GIVEN TASK -
Check each line of the listing, and copy it if it contains the word "frac".

[Recorded data]
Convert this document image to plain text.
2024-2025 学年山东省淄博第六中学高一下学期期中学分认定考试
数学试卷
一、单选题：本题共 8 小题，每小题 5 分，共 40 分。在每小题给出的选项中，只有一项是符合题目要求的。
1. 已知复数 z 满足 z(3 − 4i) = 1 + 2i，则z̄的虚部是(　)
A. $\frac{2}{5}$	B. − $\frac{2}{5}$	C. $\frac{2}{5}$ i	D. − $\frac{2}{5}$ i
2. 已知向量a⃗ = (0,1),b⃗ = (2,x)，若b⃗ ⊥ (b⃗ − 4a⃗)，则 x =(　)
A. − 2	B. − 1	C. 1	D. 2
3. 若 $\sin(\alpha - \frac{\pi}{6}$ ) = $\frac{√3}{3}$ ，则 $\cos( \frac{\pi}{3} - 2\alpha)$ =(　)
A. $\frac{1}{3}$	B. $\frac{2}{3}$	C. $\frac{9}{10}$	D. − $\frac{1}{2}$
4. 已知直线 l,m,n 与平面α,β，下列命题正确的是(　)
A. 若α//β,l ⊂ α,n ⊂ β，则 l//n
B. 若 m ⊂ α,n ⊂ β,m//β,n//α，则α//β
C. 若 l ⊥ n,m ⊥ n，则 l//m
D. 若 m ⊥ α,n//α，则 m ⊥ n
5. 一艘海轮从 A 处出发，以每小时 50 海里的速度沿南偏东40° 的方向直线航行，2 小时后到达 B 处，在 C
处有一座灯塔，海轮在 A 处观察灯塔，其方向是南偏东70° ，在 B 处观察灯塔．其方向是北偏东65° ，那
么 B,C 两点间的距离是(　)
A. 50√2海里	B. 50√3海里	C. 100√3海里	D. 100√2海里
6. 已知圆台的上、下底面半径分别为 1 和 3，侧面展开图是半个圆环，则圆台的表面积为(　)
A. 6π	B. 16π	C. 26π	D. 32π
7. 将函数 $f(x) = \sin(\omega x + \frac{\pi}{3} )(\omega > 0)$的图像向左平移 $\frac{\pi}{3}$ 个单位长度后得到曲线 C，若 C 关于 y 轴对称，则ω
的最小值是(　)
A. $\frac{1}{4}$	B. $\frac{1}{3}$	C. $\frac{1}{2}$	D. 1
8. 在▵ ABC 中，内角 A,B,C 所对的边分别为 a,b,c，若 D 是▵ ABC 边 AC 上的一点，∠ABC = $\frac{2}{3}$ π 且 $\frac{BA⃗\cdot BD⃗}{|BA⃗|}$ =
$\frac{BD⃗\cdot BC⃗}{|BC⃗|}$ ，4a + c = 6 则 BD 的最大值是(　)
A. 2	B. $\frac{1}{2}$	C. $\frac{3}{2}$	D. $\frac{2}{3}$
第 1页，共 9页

SOLUTION FOR THIS EXERCISE -
A. $\frac{2}{5}$	B. − $\frac{2}{5}$	C. $\frac{2}{5}$ i	D. − $\frac{2}{5}$ i
3. 若 $\sin(\alpha - \frac{\pi}{6}$ ) = $\frac{√3}{3}$ ，则 $\cos( \frac{\pi}{3} - 2\alpha)$ =(　)
A. $\frac{1}{3}$	B. $\frac{2}{3}$	C. $\frac{9}{10}$	D. − $\frac{1}{2}$
7. 将函数 $f(x) = \sin(\omega x + \frac{\pi}{3} )(\omega > 0)$的图像向左平移 $\frac{\pi}{3}$ 个单位长度后得到曲线 C，若 C 关于 y 轴对称，则ω
A. $\frac{1}{4}$	B. $\frac{1}{3}$	C. $\frac{1}{2}$	D. 1
8. 在▵ ABC 中，内角 A,B,C 所对的边分别为 a,b,c，若 D 是▵ ABC 边 AC 上的一点，∠ABC = $\frac{2}{3}$ π 且 $\frac{BA⃗\cdot BD⃗}{|BA⃗|}$ =
$\frac{BD⃗\cdot BC⃗}{|BC⃗|}$ ，4a + c = 6 则 BD 的最大值是(　)
A. 2	B. $\frac{1}{2}$	C. $\frac{3}{2}$	D. $\frac{2}{3}$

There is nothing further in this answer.